Stated problem: Below is a block of records; repeat all of them exactly.
======
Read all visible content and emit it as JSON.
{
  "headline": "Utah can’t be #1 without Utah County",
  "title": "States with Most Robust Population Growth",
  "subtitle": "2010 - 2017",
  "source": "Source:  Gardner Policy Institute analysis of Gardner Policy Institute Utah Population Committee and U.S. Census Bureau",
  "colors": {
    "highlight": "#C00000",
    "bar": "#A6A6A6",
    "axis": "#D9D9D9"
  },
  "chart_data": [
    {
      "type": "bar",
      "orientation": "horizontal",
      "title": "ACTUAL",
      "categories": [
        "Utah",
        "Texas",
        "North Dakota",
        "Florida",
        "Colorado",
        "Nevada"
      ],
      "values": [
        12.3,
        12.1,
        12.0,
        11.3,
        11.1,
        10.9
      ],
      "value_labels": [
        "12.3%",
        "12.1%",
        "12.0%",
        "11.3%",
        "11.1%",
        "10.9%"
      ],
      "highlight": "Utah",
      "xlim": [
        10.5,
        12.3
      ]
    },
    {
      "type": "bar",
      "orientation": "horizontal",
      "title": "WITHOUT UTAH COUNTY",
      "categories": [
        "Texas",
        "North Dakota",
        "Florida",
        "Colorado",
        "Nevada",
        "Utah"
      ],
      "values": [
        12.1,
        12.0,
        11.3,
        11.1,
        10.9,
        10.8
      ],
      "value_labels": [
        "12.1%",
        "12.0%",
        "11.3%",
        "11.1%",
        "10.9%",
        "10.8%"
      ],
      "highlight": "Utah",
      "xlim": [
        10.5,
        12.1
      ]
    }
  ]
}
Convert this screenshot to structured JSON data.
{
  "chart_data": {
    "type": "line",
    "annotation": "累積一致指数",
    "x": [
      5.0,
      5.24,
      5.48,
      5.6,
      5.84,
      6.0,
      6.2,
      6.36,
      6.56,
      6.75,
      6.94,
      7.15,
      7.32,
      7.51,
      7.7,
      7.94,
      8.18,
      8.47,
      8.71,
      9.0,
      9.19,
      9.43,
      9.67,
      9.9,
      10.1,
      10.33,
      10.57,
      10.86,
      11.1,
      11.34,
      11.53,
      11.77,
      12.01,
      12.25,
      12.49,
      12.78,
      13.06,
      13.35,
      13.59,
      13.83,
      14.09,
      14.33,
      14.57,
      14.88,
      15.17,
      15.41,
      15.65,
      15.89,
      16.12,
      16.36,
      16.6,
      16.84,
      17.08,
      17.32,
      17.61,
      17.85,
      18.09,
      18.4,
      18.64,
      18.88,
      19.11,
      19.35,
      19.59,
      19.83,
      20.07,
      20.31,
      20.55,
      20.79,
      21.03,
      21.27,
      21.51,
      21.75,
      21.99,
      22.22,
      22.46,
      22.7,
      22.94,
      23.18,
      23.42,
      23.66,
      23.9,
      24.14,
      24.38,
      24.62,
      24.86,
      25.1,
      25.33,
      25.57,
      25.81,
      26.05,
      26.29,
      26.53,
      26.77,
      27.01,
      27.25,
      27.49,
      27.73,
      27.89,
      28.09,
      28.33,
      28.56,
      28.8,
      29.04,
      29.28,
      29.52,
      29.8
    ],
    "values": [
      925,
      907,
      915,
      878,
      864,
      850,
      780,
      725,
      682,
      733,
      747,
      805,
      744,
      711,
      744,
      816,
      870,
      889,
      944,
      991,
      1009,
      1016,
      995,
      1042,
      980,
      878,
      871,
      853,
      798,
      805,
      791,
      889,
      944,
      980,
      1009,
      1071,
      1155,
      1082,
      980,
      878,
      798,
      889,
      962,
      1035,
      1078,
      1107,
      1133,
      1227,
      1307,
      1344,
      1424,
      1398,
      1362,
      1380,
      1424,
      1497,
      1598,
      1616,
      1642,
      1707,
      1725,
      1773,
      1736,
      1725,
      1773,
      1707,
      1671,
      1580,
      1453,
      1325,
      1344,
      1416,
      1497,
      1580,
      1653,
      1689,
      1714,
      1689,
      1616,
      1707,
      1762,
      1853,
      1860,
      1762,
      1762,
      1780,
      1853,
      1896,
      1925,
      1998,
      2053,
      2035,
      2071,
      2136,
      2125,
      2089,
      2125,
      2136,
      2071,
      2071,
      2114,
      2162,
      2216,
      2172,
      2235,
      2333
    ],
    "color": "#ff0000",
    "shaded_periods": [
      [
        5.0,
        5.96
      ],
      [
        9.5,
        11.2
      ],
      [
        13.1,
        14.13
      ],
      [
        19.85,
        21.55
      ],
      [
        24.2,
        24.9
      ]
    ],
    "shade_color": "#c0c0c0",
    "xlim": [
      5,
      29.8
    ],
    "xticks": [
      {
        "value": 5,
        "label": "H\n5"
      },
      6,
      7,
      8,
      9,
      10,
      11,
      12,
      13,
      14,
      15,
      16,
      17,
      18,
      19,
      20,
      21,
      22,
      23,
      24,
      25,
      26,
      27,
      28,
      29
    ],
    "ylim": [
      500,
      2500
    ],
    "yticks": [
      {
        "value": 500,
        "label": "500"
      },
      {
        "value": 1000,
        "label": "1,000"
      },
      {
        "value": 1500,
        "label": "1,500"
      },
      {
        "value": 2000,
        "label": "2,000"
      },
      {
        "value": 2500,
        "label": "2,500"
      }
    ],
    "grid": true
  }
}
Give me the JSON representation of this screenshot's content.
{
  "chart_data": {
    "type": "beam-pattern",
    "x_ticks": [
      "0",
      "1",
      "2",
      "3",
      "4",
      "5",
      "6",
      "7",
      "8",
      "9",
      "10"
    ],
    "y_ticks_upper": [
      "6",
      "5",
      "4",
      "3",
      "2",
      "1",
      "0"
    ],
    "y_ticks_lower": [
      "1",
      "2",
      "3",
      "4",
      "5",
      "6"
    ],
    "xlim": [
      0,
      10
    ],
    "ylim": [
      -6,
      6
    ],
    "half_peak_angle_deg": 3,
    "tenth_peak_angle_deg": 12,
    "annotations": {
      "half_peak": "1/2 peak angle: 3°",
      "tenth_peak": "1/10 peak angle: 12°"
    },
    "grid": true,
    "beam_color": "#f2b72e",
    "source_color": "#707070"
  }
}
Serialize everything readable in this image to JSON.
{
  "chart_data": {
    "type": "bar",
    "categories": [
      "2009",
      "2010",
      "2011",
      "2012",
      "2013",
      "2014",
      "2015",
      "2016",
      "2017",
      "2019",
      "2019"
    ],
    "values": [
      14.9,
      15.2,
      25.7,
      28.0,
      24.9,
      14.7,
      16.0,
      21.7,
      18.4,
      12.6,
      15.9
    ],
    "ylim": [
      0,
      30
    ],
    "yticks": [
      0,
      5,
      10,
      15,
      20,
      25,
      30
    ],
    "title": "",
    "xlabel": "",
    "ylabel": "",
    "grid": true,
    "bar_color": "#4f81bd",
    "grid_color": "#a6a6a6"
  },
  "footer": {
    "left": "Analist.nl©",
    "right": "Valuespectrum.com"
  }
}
======
Written reply:
Read all visible content and emit it as JSON.
{
  "headline": "Utah can’t be #1 without Utah County",
  "title": "States with Most Robust Population Growth",
  "subtitle": "2010 - 2017",
  "source": "Source:  Gardner Policy Institute analysis of Gardner Policy Institute Utah Population Committee and U.S. Census Bureau",
  "colors": {
    "highlight": "#C00000",
    "bar": "#A6A6A6",
    "axis": "#D9D9D9"
  },
  "chart_data": [
    {
      "type": "bar",
      "orientation": "horizontal",
      "title": "ACTUAL",
      "categories": [
        "Utah",
        "Texas",
        "North Dakota",
        "Florida",
        "Colorado",
        "Nevada"
      ],
      "values": [
        12.3,
        12.1,
        12.0,
        11.3,
        11.1,
        10.9
      ],
      "value_labels": [
        "12.3%",
        "12.1%",
        "12.0%",
        "11.3%",
        "11.1%",
        "10.9%"
      ],
      "highlight": "Utah",
      "xlim": [
        10.5,
        12.3
      ]
    },
    {
      "type": "bar",
      "orientation": "horizontal",
      "title": "WITHOUT UTAH COUNTY",
      "categories": [
        "Texas",
        "North Dakota",
        "Florida",
        "Colorado",
        "Nevada",
        "Utah"
      ],
      "values": [
        12.1,
        12.0,
        11.3,
        11.1,
        10.9,
        10.8
      ],
      "value_labels": [
        "12.1%",
        "12.0%",
        "11.3%",
        "11.1%",
        "10.9%",
        "10.8%"
      ],
      "highlight": "Utah",
      "xlim": [
        10.5,
        12.1
      ]
    }
  ]
}
Convert this screenshot to structured JSON data.
{
  "chart_data": {
    "type": "line",
    "annotation": "累積一致指数",
    "x": [
      5.0,
      5.24,
      5.48,
      5.6,
      5.84,
      6.0,
      6.2,
      6.36,
      6.56,
      6.75,
      6.94,
      7.15,
      7.32,
      7.51,
      7.7,
      7.94,
      8.18,
      8.47,
      8.71,
      9.0,
      9.19,
      9.43,
      9.67,
      9.9,
      10.1,
      10.33,
      10.57,
      10.86,
      11.1,
      11.34,
      11.53,
      11.77,
      12.01,
      12.25,
      12.49,
      12.78,
      13.06,
      13.35,
      13.59,
      13.83,
      14.09,
      14.33,
      14.57,
      14.88,
      15.17,
      15.41,
      15.65,
      15.89,
      16.12,
      16.36,
      16.6,
      16.84,
      17.08,
      17.32,
      17.61,
      17.85,
      18.09,
      18.4,
      18.64,
      18.88,
      19.11,
      19.35,
      19.59,
      19.83,
      20.07,
      20.31,
      20.55,
      20.79,
      21.03,
      21.27,
      21.51,
      21.75,
      21.99,
      22.22,
      22.46,
      22.7,
      22.94,
      23.18,
      23.42,
      23.66,
      23.9,
      24.14,
      24.38,
      24.62,
      24.86,
      25.1,
      25.33,
      25.57,
      25.81,
      26.05,
      26.29,
      26.53,
      26.77,
      27.01,
      27.25,
      27.49,
      27.73,
      27.89,
      28.09,
      28.33,
      28.56,
      28.8,
      29.04,
      29.28,
      29.52,
      29.8
    ],
    "values": [
      925,
      907,
      915,
      878,
      864,
      850,
      780,
      725,
      682,
      733,
      747,
      805,
      744,
      711,
      744,
      816,
      870,
      889,
      944,
      991,
      1009,
      1016,
      995,
      1042,
      980,
      878,
      871,
      853,
      798,
      805,
      791,
      889,
      944,
      980,
      1009,
      1071,
      1155,
      1082,
      980,
      878,
      798,
      889,
      962,
      1035,
      1078,
      1107,
      1133,
      1227,
      1307,
      1344,
      1424,
      1398,
      1362,
      1380,
      1424,
      1497,
      1598,
      1616,
      1642,
      1707,
      1725,
      1773,
      1736,
      1725,
      1773,
      1707,
      1671,
      1580,
      1453,
      1325,
      1344,
      1416,
      1497,
      1580,
      1653,
      1689,
      1714,
      1689,
      1616,
      1707,
      1762,
      1853,
      1860,
      1762,
      1762,
      1780,
      1853,
      1896,
      1925,
      1998,
      2053,
      2035,
      2071,
      2136,
      2125,
      2089,
      2125,
      2136,
      2071,
      2071,
      2114,
      2162,
      2216,
      2172,
      2235,
      2333
    ],
    "color": "#ff0000",
    "shaded_periods": [
      [
        5.0,
        5.96
      ],
      [
        9.5,
        11.2
      ],
      [
        13.1,
        14.13
      ],
      [
        19.85,
        21.55
      ],
      [
        24.2,
        24.9
      ]
    ],
    "shade_color": "#c0c0c0",
    "xlim": [
      5,
      29.8
    ],
    "xticks": [
      {
        "value": 5,
        "label": "H\n5"
      },
      6,
      7,
      8,
      9,
      10,
      11,
      12,
      13,
      14,
      15,
      16,
      17,
      18,
      19,
      20,
      21,
      22,
      23,
      24,
      25,
      26,
      27,
      28,
      29
    ],
    "ylim": [
      500,
      2500
    ],
    "yticks": [
      {
        "value": 500,
        "label": "500"
      },
      {
        "value": 1000,
        "label": "1,000"
      },
      {
        "value": 1500,
        "label": "1,500"
      },
      {
        "value": 2000,
        "label": "2,000"
      },
      {
        "value": 2500,
        "label": "2,500"
      }
    ],
    "grid": true
  }
}
Give me the JSON representation of this screenshot's content.
{
  "chart_data": {
    "type": "beam-pattern",
    "x_ticks": [
      "0",
      "1",
      "2",
      "3",
      "4",
      "5",
      "6",
      "7",
      "8",
      "9",
      "10"
    ],
    "y_ticks_upper": [
      "6",
      "5",
      "4",
      "3",
      "2",
      "1",
      "0"
    ],
    "y_ticks_lower": [
      "1",
      "2",
      "3",
      "4",
      "5",
      "6"
    ],
    "xlim": [
      0,
      10
    ],
    "ylim": [
      -6,
      6
    ],
    "half_peak_angle_deg": 3,
    "tenth_peak_angle_deg": 12,
    "annotations": {
      "half_peak": "1/2 peak angle: 3°",
      "tenth_peak": "1/10 peak angle: 12°"
    },
    "grid": true,
    "beam_color": "#f2b72e",
    "source_color": "#707070"
  }
}
Serialize everything readable in this image to JSON.
{
  "chart_data": {
    "type": "bar",
    "categories": [
      "2009",
      "2010",
      "2011",
      "2012",
      "2013",
      "2014",
      "2015",
      "2016",
      "2017",
      "2019",
      "2019"
    ],
    "values": [
      14.9,
      15.2,
      25.7,
      28.0,
      24.9,
      14.7,
      16.0,
      21.7,
      18.4,
      12.6,
      15.9
    ],
    "ylim": [
      0,
      30
    ],
    "yticks": [
      0,
      5,
      10,
      15,
      20,
      25,
      30
    ],
    "title": "",
    "xlabel": "",
    "ylabel": "",
    "grid": true,
    "bar_color": "#4f81bd",
    "grid_color": "#a6a6a6"
  },
  "footer": {
    "left": "Analist.nl©",
    "right": "Valuespectrum.com"
  }
}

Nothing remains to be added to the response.